STATED GOAL: Scan the material for the word "overlangs", and copy each line where it shows up.
-------- RECORDS FOR THIS TASK --------
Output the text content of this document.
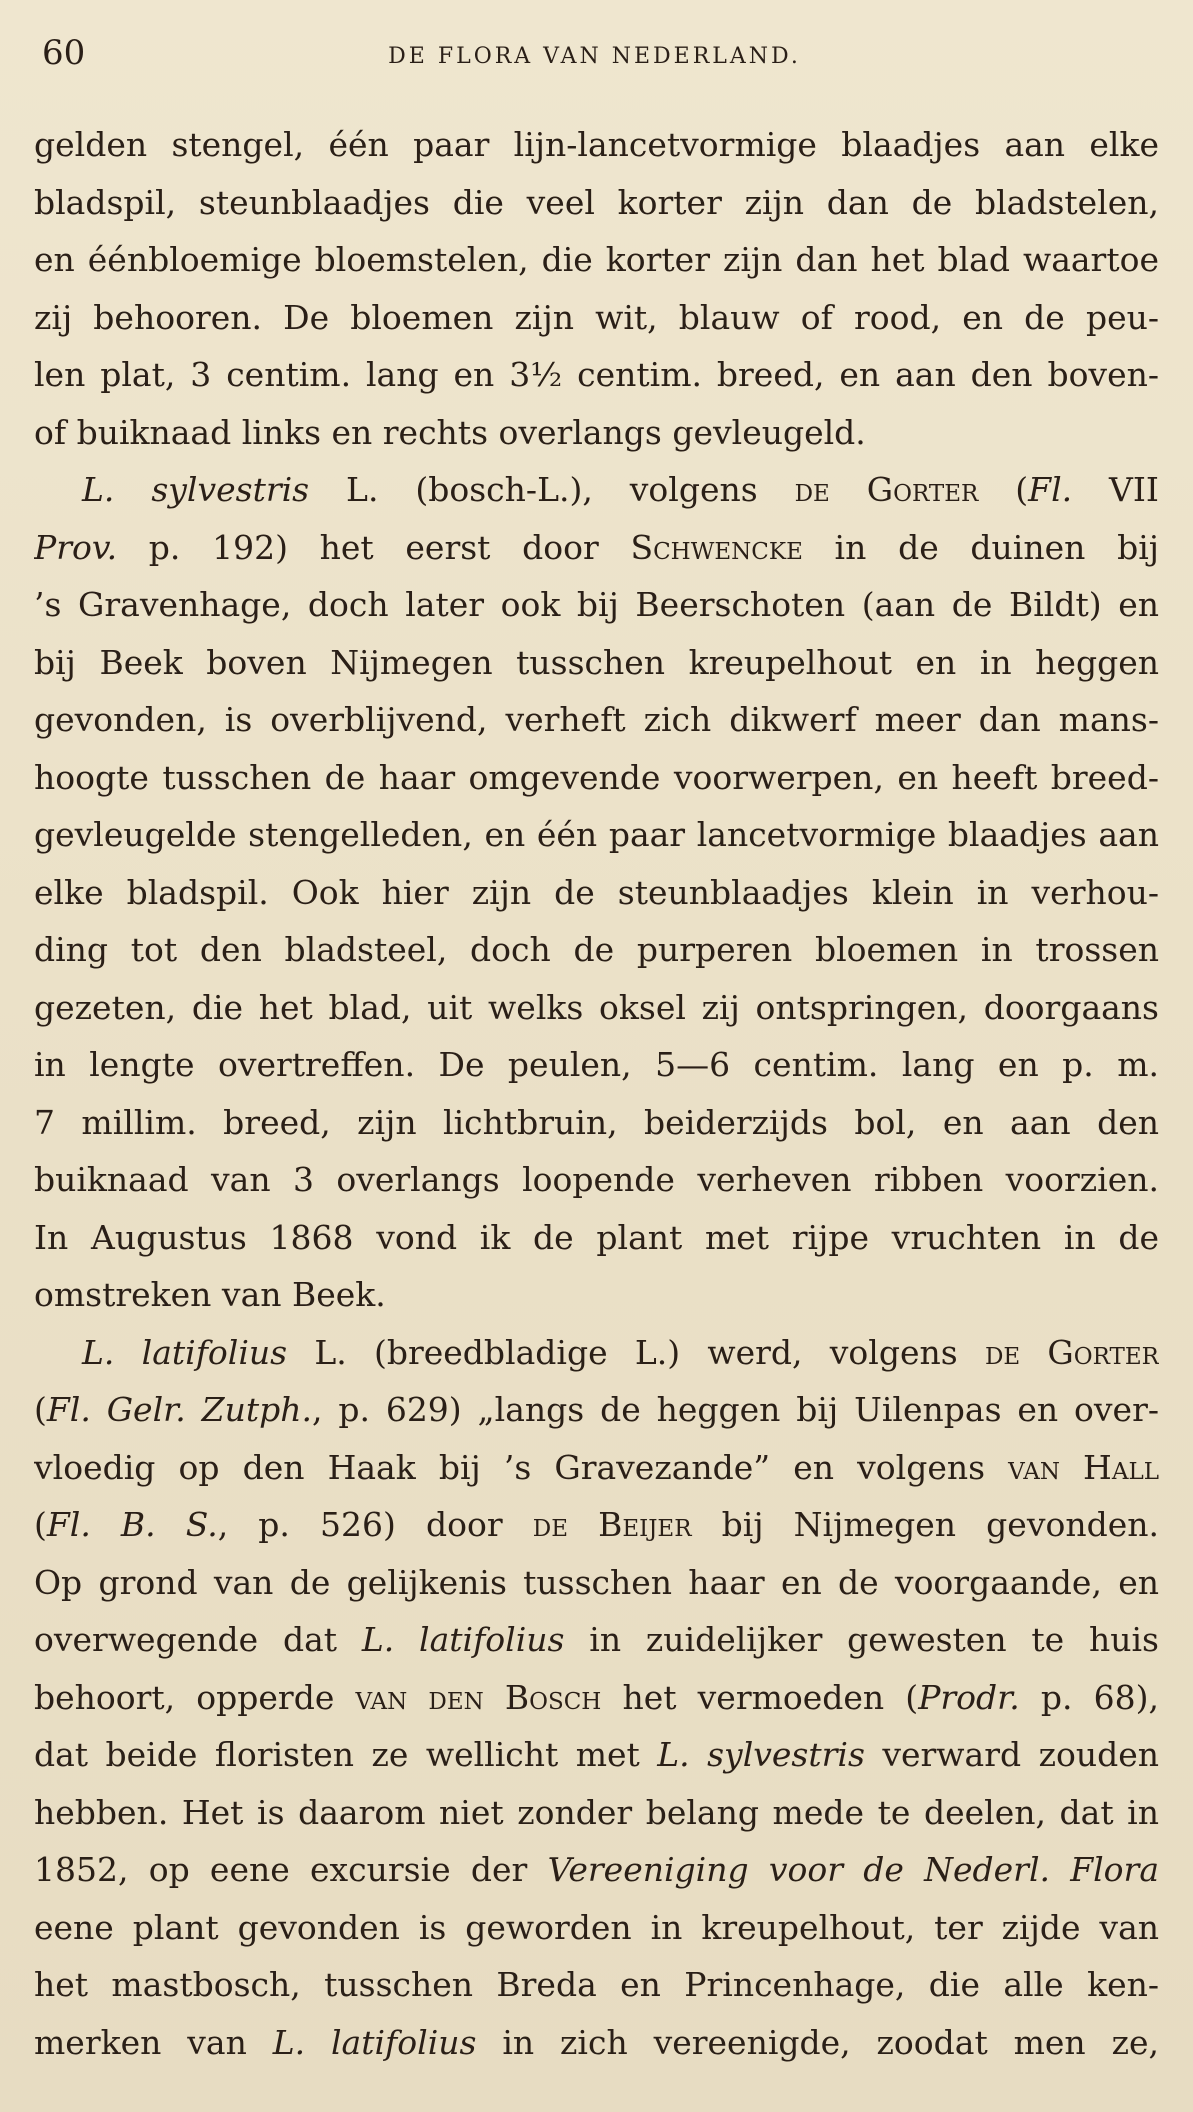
60	DE FLORA VAN NEDERLAND.
gelden stengel, één paar lijn-lancetvormige blaadjes aan elke
bladspil, steunblaadjes die veel korter zijn dan de bladstelen,
en éénbloemige bloemstelen, die korter zijn dan het blad waartoe
zij behooren. De bloemen zijn wit, blauw of rood, en de peu-
len plat, 3 centim. lang en 3½ centim. breed, en aan den boven-
of buiknaad links en rechts overlangs gevleugeld.
L. sylvestris L. (bosch-L.), volgens de Gorter (Fl. VII
Prov. p. 192) het eerst door Schwencke in de duinen bij
’s Gravenhage, doch later ook bij Beerschoten (aan de Bildt) en
bij Beek boven Nijmegen tusschen kreupelhout en in heggen
gevonden, is overblijvend, verheft zich dikwerf meer dan mans-
hoogte tusschen de haar omgevende voorwerpen, en heeft breed-
gevleugelde stengelleden, en één paar lancetvormige blaadjes aan
elke bladspil. Ook hier zijn de steunblaadjes klein in verhou-
ding tot den bladsteel, doch de purperen bloemen in trossen
gezeten, die het blad, uit welks oksel zij ontspringen, doorgaans
in lengte overtreffen. De peulen, 5—6 centim. lang en p. m.
7 millim. breed, zijn lichtbruin, beiderzijds bol, en aan den
buiknaad van 3 overlangs loopende verheven ribben voorzien.
In Augustus 1868 vond ik de plant met rijpe vruchten in de
omstreken van Beek.
L. latifolius L. (breedbladige L.) werd, volgens de Gorter
(Fl. Gelr. Zutph., p. 629) „langs de heggen bij Uilenpas en over-
vloedig op den Haak bij ’s Gravezande” en volgens van Hall
(Fl. B. S., p. 526) door de Beijer bij Nijmegen gevonden.
Op grond van de gelijkenis tusschen haar en de voorgaande, en
overwegende dat L. latifolius in zuidelijker gewesten te huis
behoort, opperde van den Bosch het vermoeden (Prodr. p. 68),
dat beide floristen ze wellicht met L. sylvestris verward zouden
hebben. Het is daarom niet zonder belang mede te deelen, dat in
1852, op eene excursie der Vereeniging voor de Nederl. Flora
eene plant gevonden is geworden in kreupelhout, ter zijde van
het mastbosch, tusschen Breda en Princenhage, die alle ken-
merken van L. latifolius in zich vereenigde, zoodat men ze,
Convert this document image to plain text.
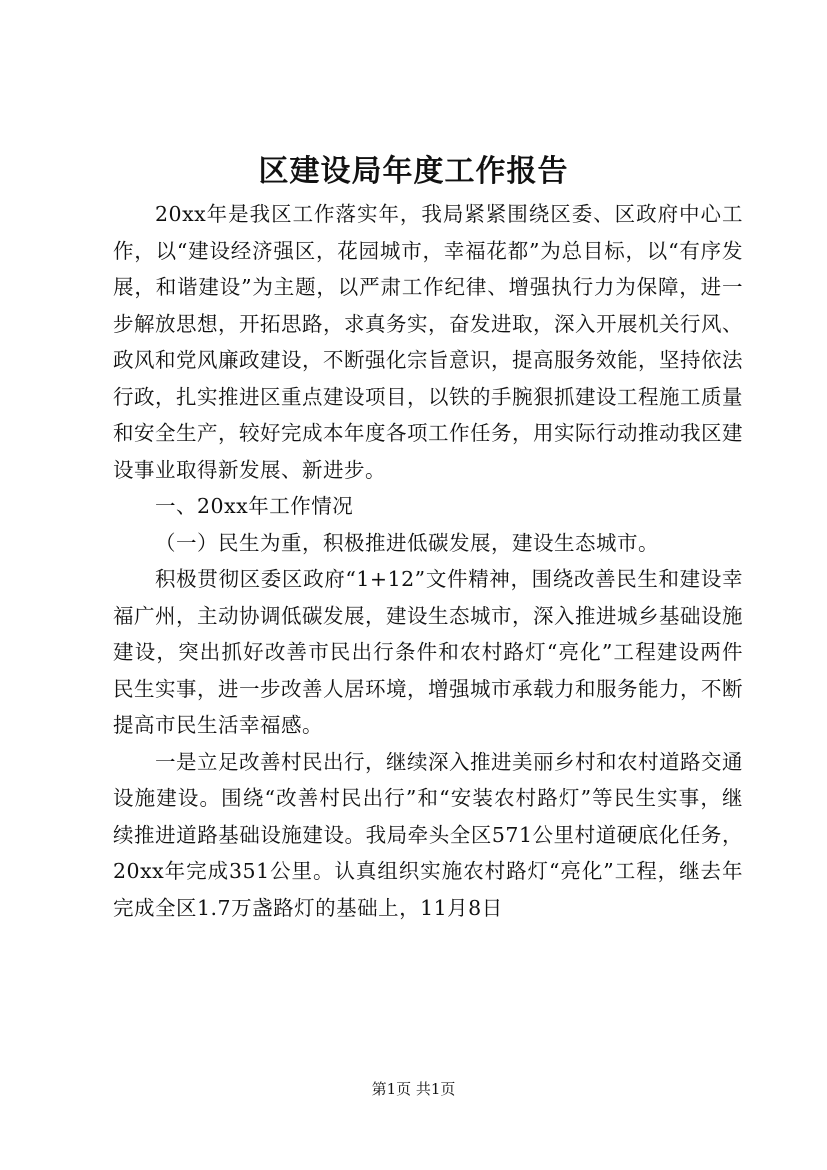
区建设局年度工作报告

20xx年是我区工作落实年，我局紧紧围绕区委、区政府中心工作，以“建设经济强区，花园城市，幸福花都”为总目标，以“有序发展，和谐建设”为主题，以严肃工作纪律、增强执行力为保障，进一步解放思想，开拓思路，求真务实，奋发进取，深入开展机关行风、政风和党风廉政建设，不断强化宗旨意识，提高服务效能，坚持依法行政，扎实推进区重点建设项目，以铁的手腕狠抓建设工程施工质量和安全生产，较好完成本年度各项工作任务，用实际行动推动我区建设事业取得新发展、新进步。

一、20xx年工作情况

（一）民生为重，积极推进低碳发展，建设生态城市。

积极贯彻区委区政府“1+12”文件精神，围绕改善民生和建设幸福广州，主动协调低碳发展，建设生态城市，深入推进城乡基础设施建设，突出抓好改善市民出行条件和农村路灯“亮化”工程建设两件民生实事，进一步改善人居环境，增强城市承载力和服务能力，不断提高市民生活幸福感。

一是立足改善村民出行，继续深入推进美丽乡村和农村道路交通设施建设。围绕“改善村民出行”和“安装农村路灯”等民生实事，继续推进道路基础设施建设。我局牵头全区571公里村道硬底化任务，20xx年完成351公里。认真组织实施农村路灯“亮化”工程，继去年完成全区1.7万盏路灯的基础上，11月8日

第1页 共1页
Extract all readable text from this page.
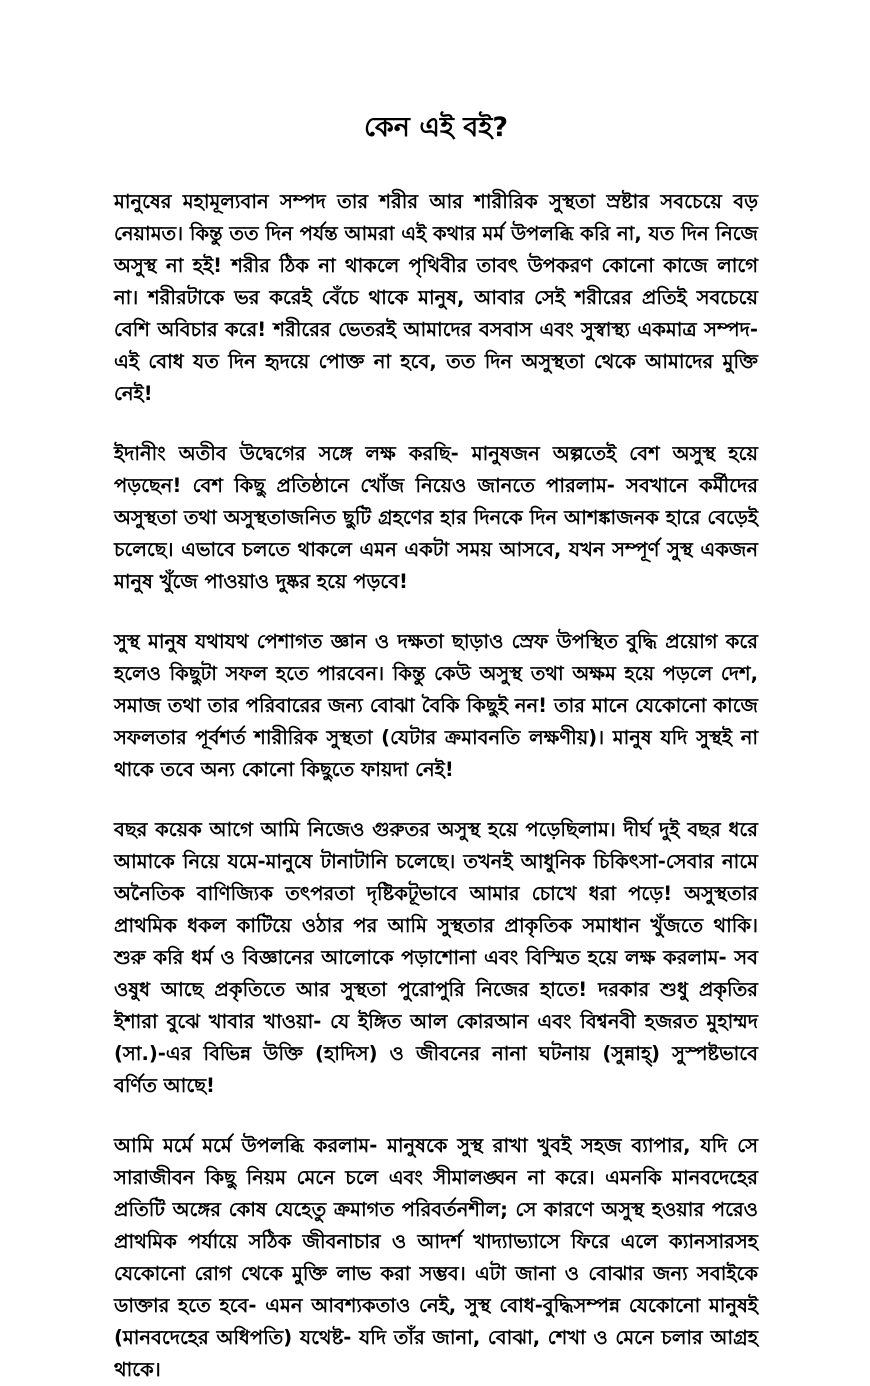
কেন এই বই?

মানুষের মহামূল্যবান সম্পদ তার শরীর আর শারীরিক সুস্থতা স্রষ্টার সবচেয়ে বড় নেয়ামত। কিন্তু তত দিন পর্যন্ত আমরা এই কথার মর্ম উপলব্ধি করি না, যত দিন নিজে অসুস্থ না হই! শরীর ঠিক না থাকলে পৃথিবীর তাবৎ উপকরণ কোনো কাজে লাগে না। শরীরটাকে ভর করেই বেঁচে থাকে মানুষ, আবার সেই শরীরের প্রতিই সবচেয়ে বেশি অবিচার করে! শরীরের ভেতরই আমাদের বসবাস এবং সুস্বাস্থ্য একমাত্র সম্পদ- এই বোধ যত দিন হৃদয়ে পোক্ত না হবে, তত দিন অসুস্থতা থেকে আমাদের মুক্তি নেই!

ইদানীং অতীব উদ্বেগের সঙ্গে লক্ষ করছি- মানুষজন অল্পতেই বেশ অসুস্থ হয়ে পড়ছেন! বেশ কিছু প্রতিষ্ঠানে খোঁজ নিয়েও জানতে পারলাম- সবখানে কর্মীদের অসুস্থতা তথা অসুস্থতাজনিত ছুটি গ্রহণের হার দিনকে দিন আশঙ্কাজনক হারে বেড়েই চলেছে। এভাবে চলতে থাকলে এমন একটা সময় আসবে, যখন সম্পূর্ণ সুস্থ একজন মানুষ খুঁজে পাওয়াও দুষ্কর হয়ে পড়বে!

সুস্থ মানুষ যথাযথ পেশাগত জ্ঞান ও দক্ষতা ছাড়াও স্রেফ উপস্থিত বুদ্ধি প্রয়োগ করে হলেও কিছুটা সফল হতে পারবেন। কিন্তু কেউ অসুস্থ তথা অক্ষম হয়ে পড়লে দেশ, সমাজ তথা তার পরিবারের জন্য বোঝা বৈকি কিছুই নন! তার মানে যেকোনো কাজে সফলতার পূর্বশর্ত শারীরিক সুস্থতা (যেটার ক্রমাবনতি লক্ষণীয়)। মানুষ যদি সুস্থই না থাকে তবে অন্য কোনো কিছুতে ফায়দা নেই!

বছর কয়েক আগে আমি নিজেও গুরুতর অসুস্থ হয়ে পড়েছিলাম। দীর্ঘ দুই বছর ধরে আমাকে নিয়ে যমে-মানুষে টানাটানি চলেছে। তখনই আধুনিক চিকিৎসা-সেবার নামে অনৈতিক বাণিজ্যিক তৎপরতা দৃষ্টিকটূভাবে আমার চোখে ধরা পড়ে! অসুস্থতার প্রাথমিক ধকল কাটিয়ে ওঠার পর আমি সুস্থতার প্রাকৃতিক সমাধান খুঁজতে থাকি। শুরু করি ধর্ম ও বিজ্ঞানের আলোকে পড়াশোনা এবং বিস্মিত হয়ে লক্ষ করলাম- সব ওষুধ আছে প্রকৃতিতে আর সুস্থতা পুরোপুরি নিজের হাতে! দরকার শুধু প্রকৃতির ইশারা বুঝে খাবার খাওয়া- যে ইঙ্গিত আল কোরআন এবং বিশ্বনবী হজরত মুহাম্মদ (সা.)-এর বিভিন্ন উক্তি (হাদিস) ও জীবনের নানা ঘটনায় (সুন্নাহ্) সুস্পষ্টভাবে বর্ণিত আছে!

আমি মর্মে মর্মে উপলব্ধি করলাম- মানুষকে সুস্থ রাখা খুবই সহজ ব্যাপার, যদি সে সারাজীবন কিছু নিয়ম মেনে চলে এবং সীমালঙ্ঘন না করে। এমনকি মানবদেহের প্রতিটি অঙ্গের কোষ যেহেতু ক্রমাগত পরিবর্তনশীল; সে কারণে অসুস্থ হওয়ার পরেও প্রাথমিক পর্যায়ে সঠিক জীবনাচার ও আদর্শ খাদ্যাভ্যাসে ফিরে এলে ক্যানসারসহ যেকোনো রোগ থেকে মুক্তি লাভ করা সম্ভব। এটা জানা ও বোঝার জন্য সবাইকে ডাক্তার হতে হবে- এমন আবশ্যকতাও নেই, সুস্থ বোধ-বুদ্ধিসম্পন্ন যেকোনো মানুষই (মানবদেহের অধিপতি) যথেষ্ট- যদি তাঁর জানা, বোঝা, শেখা ও মেনে চলার আগ্রহ থাকে।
--------
TASK ANSWER:
of buiknaad links en rechts overlangs gevleugeld.
buiknaad van 3 overlangs loopende verheven ribben voorzien.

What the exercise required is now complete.